-- START RECORD LIST --

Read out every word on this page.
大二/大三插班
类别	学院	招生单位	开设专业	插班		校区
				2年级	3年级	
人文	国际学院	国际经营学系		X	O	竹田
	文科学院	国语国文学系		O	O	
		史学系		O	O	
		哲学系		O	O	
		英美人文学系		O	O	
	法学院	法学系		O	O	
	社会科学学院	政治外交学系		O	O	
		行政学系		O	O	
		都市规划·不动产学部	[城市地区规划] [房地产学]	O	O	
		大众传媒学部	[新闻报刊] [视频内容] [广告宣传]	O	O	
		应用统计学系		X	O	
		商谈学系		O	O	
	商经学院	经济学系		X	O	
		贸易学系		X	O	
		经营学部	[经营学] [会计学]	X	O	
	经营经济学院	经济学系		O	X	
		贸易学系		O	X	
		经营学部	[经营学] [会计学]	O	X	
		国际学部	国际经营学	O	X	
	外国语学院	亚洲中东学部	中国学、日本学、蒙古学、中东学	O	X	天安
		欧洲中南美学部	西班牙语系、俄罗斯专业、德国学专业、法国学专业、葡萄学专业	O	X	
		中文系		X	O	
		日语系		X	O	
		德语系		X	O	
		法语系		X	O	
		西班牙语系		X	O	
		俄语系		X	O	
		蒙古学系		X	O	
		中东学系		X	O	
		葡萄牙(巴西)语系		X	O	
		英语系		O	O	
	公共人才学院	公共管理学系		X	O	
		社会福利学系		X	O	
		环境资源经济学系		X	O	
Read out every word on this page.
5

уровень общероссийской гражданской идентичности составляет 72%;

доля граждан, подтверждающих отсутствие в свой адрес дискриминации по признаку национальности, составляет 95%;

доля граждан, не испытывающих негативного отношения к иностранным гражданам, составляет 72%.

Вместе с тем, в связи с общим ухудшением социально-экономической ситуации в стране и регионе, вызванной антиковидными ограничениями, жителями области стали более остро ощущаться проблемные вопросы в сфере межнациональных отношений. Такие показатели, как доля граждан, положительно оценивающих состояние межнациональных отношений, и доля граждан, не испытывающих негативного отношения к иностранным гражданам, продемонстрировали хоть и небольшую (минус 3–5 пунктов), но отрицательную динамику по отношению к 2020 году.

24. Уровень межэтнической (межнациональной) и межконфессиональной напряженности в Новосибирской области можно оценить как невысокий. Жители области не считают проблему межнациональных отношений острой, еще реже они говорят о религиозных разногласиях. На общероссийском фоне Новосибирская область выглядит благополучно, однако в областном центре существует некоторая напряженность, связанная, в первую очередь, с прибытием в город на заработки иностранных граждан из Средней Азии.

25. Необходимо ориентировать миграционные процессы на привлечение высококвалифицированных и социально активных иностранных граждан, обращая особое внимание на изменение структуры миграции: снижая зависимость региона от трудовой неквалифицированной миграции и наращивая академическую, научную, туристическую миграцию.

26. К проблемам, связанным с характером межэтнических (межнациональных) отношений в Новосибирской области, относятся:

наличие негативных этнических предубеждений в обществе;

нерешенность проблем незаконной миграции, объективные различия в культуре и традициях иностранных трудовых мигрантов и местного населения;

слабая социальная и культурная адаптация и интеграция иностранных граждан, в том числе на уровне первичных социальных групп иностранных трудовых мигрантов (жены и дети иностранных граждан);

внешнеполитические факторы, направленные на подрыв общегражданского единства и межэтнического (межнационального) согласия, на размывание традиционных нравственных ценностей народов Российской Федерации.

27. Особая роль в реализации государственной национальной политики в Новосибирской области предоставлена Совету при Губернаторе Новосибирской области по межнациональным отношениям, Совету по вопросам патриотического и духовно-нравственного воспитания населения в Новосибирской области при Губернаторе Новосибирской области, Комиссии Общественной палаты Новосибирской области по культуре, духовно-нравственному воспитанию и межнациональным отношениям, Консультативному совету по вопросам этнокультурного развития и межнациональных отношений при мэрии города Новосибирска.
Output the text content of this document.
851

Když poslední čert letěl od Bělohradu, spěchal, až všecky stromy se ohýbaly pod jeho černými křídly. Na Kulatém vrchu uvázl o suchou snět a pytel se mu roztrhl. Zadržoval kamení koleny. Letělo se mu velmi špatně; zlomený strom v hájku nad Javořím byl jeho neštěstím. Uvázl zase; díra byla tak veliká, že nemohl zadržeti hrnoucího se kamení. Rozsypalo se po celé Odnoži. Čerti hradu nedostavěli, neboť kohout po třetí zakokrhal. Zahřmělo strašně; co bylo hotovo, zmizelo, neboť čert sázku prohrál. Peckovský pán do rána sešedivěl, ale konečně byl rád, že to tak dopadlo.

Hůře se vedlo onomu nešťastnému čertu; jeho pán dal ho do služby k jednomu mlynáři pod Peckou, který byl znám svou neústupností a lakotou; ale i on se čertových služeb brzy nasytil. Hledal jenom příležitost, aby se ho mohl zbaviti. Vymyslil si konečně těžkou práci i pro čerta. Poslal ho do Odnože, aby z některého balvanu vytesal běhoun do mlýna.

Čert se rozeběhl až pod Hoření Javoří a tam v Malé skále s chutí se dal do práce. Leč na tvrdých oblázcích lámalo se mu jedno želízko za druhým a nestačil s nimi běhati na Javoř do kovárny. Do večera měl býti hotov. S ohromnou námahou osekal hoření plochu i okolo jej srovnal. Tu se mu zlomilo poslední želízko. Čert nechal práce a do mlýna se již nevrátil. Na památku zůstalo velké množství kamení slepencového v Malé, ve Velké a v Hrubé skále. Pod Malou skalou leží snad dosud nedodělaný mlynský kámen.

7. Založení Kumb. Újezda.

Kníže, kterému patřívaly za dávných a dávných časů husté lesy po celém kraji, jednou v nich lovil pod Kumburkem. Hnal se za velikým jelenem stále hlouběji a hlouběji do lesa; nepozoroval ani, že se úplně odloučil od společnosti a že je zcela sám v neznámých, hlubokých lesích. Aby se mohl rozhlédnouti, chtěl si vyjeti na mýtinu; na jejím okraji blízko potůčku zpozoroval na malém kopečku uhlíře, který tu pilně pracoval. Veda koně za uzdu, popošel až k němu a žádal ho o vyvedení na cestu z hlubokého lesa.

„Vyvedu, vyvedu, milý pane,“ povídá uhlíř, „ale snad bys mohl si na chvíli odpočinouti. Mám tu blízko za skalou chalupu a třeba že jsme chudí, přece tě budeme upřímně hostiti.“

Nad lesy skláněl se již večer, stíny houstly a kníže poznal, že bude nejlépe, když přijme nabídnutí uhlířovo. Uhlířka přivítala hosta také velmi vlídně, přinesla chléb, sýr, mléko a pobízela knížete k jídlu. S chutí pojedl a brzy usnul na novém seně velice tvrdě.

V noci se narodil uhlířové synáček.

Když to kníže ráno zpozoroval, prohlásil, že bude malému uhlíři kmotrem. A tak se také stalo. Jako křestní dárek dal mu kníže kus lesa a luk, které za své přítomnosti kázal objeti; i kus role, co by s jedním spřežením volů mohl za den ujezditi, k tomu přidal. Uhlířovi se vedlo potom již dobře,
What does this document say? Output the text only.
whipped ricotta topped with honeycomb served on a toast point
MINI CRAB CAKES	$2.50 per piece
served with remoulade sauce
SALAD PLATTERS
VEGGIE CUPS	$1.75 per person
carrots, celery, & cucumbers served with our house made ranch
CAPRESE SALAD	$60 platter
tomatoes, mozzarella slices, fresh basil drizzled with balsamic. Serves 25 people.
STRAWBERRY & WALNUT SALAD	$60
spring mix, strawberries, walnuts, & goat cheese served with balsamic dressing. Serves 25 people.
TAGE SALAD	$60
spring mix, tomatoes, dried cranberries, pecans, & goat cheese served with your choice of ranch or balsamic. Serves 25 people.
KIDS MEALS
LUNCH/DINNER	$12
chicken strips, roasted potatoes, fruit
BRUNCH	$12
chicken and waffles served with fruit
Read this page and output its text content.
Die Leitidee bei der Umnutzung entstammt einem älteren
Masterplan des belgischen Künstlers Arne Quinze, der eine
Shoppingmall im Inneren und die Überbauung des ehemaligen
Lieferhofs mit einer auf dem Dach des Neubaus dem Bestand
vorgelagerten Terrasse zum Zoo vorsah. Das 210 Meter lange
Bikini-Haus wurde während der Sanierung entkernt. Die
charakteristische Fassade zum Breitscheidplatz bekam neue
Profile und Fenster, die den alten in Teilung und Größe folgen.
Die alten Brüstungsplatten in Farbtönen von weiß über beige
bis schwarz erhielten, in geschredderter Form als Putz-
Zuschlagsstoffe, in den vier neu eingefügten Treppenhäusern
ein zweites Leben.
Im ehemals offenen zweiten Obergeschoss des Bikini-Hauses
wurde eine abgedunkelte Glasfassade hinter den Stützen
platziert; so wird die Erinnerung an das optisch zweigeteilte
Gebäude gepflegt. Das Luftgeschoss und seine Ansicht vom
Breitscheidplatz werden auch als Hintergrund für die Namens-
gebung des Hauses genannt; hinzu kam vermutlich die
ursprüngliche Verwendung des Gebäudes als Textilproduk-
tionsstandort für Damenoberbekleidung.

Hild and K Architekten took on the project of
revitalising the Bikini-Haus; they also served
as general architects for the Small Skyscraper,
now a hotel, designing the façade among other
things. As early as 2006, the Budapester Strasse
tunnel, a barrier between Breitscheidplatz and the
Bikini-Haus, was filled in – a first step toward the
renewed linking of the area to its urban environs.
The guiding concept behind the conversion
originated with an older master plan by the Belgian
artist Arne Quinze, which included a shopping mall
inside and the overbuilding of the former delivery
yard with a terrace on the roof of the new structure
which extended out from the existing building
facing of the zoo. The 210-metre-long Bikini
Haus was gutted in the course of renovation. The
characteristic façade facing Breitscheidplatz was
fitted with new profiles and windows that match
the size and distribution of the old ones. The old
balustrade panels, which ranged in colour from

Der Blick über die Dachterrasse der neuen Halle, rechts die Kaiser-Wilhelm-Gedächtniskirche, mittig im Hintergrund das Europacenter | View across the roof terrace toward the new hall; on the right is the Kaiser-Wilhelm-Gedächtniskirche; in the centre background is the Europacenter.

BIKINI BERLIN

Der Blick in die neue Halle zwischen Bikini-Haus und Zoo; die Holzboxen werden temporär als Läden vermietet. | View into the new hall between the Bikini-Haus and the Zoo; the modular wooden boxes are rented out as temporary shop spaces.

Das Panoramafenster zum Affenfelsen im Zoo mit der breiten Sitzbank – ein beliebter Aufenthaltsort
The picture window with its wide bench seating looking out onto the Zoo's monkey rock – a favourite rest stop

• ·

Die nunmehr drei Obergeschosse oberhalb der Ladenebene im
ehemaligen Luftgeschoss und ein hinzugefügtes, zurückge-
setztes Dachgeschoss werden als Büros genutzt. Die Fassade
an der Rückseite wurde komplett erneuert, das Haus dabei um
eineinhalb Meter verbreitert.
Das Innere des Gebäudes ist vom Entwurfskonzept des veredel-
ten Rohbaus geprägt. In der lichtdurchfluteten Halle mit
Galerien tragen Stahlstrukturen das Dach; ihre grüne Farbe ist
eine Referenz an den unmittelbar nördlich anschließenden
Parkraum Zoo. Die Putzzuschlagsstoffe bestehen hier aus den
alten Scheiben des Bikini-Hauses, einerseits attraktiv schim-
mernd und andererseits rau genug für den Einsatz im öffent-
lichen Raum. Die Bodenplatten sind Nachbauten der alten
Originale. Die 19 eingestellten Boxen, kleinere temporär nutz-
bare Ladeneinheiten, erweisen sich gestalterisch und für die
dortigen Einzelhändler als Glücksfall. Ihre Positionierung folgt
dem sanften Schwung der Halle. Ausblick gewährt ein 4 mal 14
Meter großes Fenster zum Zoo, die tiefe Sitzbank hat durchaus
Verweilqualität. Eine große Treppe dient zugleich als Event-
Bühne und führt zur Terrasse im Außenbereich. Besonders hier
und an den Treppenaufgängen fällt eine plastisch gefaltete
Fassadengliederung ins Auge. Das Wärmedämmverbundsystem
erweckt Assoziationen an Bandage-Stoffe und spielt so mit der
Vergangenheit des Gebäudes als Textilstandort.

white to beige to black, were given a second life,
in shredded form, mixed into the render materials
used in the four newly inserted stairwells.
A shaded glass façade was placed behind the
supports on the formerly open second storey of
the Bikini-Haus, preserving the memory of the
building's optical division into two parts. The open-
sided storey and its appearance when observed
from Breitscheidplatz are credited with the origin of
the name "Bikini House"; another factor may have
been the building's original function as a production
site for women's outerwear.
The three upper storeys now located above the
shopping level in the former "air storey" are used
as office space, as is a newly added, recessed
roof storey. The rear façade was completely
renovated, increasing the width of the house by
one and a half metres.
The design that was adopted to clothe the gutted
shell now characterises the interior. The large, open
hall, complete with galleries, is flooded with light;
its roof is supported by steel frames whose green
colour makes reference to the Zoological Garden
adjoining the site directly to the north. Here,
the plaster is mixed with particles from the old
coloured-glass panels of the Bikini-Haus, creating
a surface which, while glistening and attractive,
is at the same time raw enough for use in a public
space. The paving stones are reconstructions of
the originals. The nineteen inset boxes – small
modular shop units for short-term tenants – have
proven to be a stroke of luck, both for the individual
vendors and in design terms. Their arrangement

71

-- END RECORD LIST --

• [TO DO] Search the records above for the string "fruit". Copy every line that contains it.

• [CORRECT OUTPUT]
chicken strips, roasted potatoes, fruit
chicken and waffles served with fruit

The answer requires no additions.